:: EXERCISE TASK ::
Where a line of the listing below includes the word "perirhinal", reproduce that line.

:: SUPPLIED INFORMATION ::
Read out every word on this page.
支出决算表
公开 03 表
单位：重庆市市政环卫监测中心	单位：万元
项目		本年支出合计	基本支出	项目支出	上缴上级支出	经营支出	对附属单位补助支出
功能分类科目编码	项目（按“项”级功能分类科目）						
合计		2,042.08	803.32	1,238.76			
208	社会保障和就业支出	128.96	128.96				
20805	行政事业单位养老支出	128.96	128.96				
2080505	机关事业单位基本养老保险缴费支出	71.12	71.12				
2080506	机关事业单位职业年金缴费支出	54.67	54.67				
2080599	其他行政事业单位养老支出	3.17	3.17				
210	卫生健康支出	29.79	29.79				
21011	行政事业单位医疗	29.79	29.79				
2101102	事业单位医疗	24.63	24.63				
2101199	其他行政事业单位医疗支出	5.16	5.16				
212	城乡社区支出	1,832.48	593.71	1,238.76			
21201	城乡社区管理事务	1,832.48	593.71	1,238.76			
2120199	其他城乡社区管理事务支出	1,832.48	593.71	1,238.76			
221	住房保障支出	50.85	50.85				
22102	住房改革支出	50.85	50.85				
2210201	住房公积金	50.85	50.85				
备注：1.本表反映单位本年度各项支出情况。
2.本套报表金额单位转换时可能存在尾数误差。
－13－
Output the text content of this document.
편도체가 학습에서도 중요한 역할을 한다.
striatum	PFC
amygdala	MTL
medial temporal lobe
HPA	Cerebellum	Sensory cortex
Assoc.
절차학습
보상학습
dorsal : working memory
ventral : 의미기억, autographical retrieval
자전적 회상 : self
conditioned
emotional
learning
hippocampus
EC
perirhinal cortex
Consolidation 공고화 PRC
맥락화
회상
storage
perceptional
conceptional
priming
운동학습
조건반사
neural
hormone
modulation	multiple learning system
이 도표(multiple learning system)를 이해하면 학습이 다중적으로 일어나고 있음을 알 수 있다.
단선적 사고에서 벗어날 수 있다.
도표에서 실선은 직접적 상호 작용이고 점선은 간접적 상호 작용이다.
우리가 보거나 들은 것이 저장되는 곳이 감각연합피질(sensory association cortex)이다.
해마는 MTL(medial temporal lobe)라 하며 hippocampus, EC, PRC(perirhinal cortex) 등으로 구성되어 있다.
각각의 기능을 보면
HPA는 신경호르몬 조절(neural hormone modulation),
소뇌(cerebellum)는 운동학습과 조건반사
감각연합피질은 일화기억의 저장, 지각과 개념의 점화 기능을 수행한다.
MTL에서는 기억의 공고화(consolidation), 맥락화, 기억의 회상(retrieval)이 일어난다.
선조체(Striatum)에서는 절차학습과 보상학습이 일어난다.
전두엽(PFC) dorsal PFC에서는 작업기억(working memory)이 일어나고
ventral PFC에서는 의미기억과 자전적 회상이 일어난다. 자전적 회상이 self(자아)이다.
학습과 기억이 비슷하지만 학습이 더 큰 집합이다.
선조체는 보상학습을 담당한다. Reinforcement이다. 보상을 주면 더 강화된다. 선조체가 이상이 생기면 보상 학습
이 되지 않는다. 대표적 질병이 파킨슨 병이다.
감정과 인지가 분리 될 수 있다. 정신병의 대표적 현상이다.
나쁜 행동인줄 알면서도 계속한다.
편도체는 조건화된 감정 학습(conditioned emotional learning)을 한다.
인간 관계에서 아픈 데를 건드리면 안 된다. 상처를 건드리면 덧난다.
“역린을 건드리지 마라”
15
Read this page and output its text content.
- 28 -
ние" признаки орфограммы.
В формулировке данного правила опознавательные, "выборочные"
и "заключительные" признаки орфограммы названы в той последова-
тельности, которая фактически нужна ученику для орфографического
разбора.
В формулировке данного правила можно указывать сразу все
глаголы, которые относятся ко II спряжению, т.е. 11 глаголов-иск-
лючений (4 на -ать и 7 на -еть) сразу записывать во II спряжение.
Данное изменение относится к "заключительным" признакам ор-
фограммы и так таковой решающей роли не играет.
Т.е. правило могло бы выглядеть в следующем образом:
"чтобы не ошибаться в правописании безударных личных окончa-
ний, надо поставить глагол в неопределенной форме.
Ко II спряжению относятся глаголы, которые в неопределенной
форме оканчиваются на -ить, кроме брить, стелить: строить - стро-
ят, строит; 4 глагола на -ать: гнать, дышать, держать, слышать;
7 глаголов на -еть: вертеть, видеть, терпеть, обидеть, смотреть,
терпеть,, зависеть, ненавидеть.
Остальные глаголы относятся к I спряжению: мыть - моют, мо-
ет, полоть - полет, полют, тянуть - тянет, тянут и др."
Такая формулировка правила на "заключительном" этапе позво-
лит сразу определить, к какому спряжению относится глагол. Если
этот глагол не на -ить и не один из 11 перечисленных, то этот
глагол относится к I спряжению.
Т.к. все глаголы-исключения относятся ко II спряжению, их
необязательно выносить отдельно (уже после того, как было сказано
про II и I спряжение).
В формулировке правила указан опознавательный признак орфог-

:: EXPECTED ANSWER ::
perirhinal cortex
해마는 MTL(medial temporal lobe)라 하며 hippocampus, EC, PRC(perirhinal cortex) 등으로 구성되어 있다.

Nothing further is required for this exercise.